# start of Supplied data
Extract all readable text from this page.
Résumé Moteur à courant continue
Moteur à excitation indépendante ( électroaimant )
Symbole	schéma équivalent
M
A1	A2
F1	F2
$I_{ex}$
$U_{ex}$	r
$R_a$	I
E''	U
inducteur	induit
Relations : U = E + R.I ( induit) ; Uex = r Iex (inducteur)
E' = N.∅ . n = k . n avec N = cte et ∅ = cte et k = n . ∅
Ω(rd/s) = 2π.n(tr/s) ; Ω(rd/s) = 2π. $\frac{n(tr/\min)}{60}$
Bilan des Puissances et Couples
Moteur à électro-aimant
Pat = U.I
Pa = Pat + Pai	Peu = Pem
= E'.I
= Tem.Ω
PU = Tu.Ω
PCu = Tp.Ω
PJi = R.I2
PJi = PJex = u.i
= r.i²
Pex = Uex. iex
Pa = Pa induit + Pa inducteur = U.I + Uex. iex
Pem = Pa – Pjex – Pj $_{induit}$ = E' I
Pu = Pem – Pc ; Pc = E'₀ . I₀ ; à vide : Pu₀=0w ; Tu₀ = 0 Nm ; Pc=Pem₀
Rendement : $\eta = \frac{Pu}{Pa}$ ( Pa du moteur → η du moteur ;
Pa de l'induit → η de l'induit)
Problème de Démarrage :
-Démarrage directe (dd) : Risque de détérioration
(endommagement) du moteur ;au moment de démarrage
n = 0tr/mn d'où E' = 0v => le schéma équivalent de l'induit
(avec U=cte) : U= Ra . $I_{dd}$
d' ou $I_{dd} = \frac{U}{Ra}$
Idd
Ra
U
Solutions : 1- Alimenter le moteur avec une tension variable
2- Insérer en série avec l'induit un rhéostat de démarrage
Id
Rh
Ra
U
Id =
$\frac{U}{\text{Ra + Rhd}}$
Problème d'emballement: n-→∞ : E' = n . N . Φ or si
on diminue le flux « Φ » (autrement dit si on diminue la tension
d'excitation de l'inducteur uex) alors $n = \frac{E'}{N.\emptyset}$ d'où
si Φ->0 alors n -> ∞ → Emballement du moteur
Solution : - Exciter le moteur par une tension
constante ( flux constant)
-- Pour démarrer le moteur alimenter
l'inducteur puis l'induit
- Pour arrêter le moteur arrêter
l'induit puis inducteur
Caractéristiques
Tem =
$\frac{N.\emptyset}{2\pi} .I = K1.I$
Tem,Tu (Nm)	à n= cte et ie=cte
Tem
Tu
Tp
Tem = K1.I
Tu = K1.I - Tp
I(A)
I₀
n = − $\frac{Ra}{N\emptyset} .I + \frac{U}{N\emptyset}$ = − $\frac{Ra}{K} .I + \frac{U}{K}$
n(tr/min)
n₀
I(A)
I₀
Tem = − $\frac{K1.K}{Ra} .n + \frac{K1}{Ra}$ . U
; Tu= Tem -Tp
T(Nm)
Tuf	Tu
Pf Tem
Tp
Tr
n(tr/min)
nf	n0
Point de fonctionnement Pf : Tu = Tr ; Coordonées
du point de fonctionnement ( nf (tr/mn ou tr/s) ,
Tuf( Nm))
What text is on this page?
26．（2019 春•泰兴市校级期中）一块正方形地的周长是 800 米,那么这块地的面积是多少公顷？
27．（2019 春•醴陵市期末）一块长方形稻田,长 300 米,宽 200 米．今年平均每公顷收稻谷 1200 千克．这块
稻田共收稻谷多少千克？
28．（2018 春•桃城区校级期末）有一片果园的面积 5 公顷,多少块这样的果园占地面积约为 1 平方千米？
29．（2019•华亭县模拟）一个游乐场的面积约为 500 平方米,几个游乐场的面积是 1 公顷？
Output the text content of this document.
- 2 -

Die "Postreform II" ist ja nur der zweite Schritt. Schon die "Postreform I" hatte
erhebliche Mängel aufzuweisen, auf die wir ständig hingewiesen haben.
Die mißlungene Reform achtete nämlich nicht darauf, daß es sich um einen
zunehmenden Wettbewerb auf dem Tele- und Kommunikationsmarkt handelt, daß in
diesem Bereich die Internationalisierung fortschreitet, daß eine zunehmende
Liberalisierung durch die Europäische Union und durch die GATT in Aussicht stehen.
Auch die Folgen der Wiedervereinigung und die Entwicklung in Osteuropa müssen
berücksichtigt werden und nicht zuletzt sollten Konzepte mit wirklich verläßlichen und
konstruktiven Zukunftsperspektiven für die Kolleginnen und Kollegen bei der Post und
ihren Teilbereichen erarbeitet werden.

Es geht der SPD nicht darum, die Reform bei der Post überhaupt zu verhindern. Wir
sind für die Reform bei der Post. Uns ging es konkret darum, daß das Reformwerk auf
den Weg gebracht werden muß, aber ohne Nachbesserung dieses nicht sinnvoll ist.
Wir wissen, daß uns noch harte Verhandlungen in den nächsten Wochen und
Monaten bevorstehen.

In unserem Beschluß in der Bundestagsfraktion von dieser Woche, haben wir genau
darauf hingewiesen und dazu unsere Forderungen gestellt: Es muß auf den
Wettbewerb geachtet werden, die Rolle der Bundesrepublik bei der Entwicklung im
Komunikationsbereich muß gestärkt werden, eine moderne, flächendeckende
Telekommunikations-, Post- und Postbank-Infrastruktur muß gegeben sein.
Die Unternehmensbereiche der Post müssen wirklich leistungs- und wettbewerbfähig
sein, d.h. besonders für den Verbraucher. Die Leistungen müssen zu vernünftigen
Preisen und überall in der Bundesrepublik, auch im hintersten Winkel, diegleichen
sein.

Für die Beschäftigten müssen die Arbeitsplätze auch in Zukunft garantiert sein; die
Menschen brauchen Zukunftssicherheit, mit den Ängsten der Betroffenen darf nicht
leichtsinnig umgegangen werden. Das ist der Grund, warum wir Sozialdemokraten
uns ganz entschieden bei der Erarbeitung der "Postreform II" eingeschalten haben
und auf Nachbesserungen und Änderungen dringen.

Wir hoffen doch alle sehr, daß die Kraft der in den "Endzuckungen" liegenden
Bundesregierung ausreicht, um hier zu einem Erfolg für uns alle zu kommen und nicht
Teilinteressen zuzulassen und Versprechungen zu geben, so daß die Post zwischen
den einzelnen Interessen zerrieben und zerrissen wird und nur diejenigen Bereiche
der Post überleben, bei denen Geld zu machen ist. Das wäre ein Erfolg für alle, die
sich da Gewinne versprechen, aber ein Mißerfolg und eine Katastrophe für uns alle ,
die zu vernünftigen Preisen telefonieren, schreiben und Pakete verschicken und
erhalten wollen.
# end of Supplied data
§ **Work to complete**: Gather from the data above every line with the string "haben".

§ **Full response**:
erhebliche Mängel aufzuweisen, auf die wir ständig hingewiesen haben.
In unserem Beschluß in der Bundestagsfraktion von dieser Woche, haben wir genau
uns ganz entschieden bei der Erarbeitung der "Postreform II" eingeschalten haben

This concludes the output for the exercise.